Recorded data
• • • • • • •
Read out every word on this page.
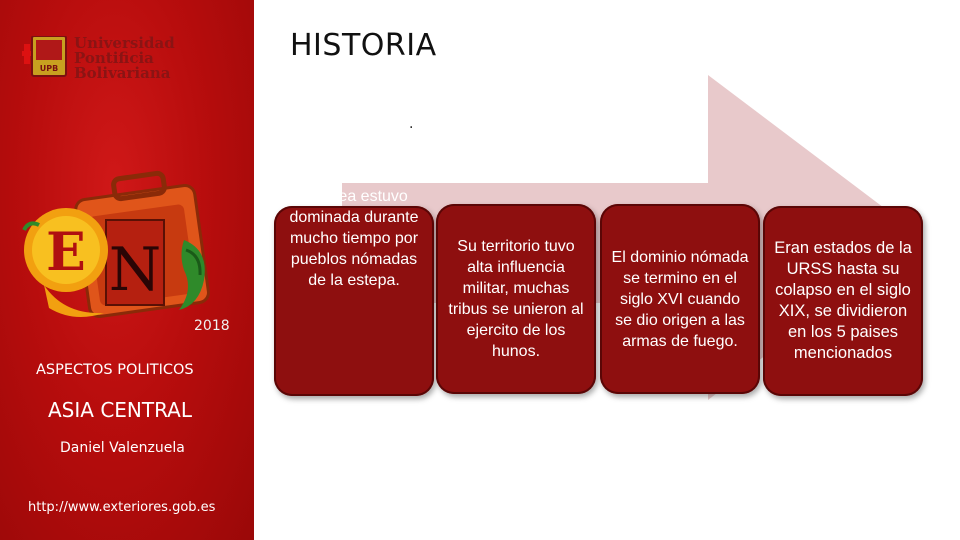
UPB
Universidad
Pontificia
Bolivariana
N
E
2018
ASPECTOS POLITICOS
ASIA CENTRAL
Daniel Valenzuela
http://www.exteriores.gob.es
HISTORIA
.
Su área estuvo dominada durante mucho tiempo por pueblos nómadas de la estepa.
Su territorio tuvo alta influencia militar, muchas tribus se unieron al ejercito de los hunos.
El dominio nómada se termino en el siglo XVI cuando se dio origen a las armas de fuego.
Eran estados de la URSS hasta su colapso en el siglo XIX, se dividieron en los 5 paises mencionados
• • • • • • •
YOUR TASK.
Copy out all the data exactly; skip the pictures.

ANSWER FOR THIS EXERCISE.
Read out every word on this page.
UPB
Universidad
Pontificia
Bolivariana
N
E
2018
ASPECTOS POLITICOS
ASIA CENTRAL
Daniel Valenzuela
http://www.exteriores.gob.es
HISTORIA
.
Su área estuvo dominada durante mucho tiempo por pueblos nómadas de la estepa.
Su territorio tuvo alta influencia militar, muchas tribus se unieron al ejercito de los hunos.
El dominio nómada se termino en el siglo XVI cuando se dio origen a las armas de fuego.
Eran estados de la URSS hasta su colapso en el siglo XIX, se dividieron en los 5 paises mencionados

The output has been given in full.